_Problem description_. Copy each line of these items unchanged, omitting the pictures.

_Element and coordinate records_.
···

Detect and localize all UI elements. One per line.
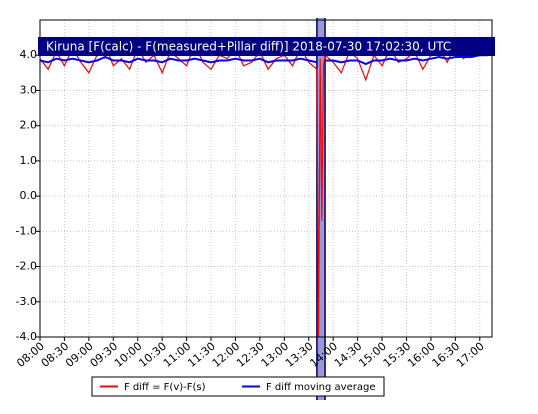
highlight-band (316, 18, 326, 400)
legend (91, 376, 385, 397)
y-tick-label: -1.0 (16, 224, 37, 237)
x-tick-label: 17:00 (454, 340, 487, 370)
y-tick-label: 0.0 (20, 189, 38, 202)
y-tick-label: -4.0 (16, 330, 37, 343)
chart-title: Kiruna [F(calc) - F(measured+Pillar diff… (46, 40, 451, 54)
plot-frame (39, 19, 493, 338)
legend-label: F diff = F(v)-F(s) (124, 382, 206, 393)
title-box (38, 37, 495, 56)
legend-label: F diff moving average (266, 382, 375, 393)
y-tick-label: 3.0 (20, 83, 38, 96)
series-line (39, 54, 488, 66)
y-tick-label: 2.0 (20, 119, 38, 132)
plot-area (40, 20, 492, 337)
y-tick-label: 4.0 (20, 48, 38, 61)
y-tick-label: 1.0 (20, 154, 38, 167)
y-tick-label: -2.0 (16, 260, 37, 273)
y-tick-label: -3.0 (16, 295, 37, 308)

···

_Result below_.
Detect and localize all UI elements. One per line.
highlight-band (316, 18, 326, 400)
legend (91, 376, 385, 397)
y-tick-label: -1.0 (16, 224, 37, 237)
x-tick-label: 17:00 (454, 340, 487, 370)
y-tick-label: 0.0 (20, 189, 38, 202)
y-tick-label: -4.0 (16, 330, 37, 343)
chart-title: Kiruna [F(calc) - F(measured+Pillar diff… (46, 40, 451, 54)
plot-frame (39, 19, 493, 338)
legend-label: F diff = F(v)-F(s) (124, 382, 206, 393)
title-box (38, 37, 495, 56)
legend-label: F diff moving average (266, 382, 375, 393)
y-tick-label: 3.0 (20, 83, 38, 96)
series-line (39, 54, 488, 66)
y-tick-label: 2.0 (20, 119, 38, 132)
plot-area (40, 20, 492, 337)
y-tick-label: 4.0 (20, 48, 38, 61)
y-tick-label: 1.0 (20, 154, 38, 167)
y-tick-label: -2.0 (16, 260, 37, 273)
y-tick-label: -3.0 (16, 295, 37, 308)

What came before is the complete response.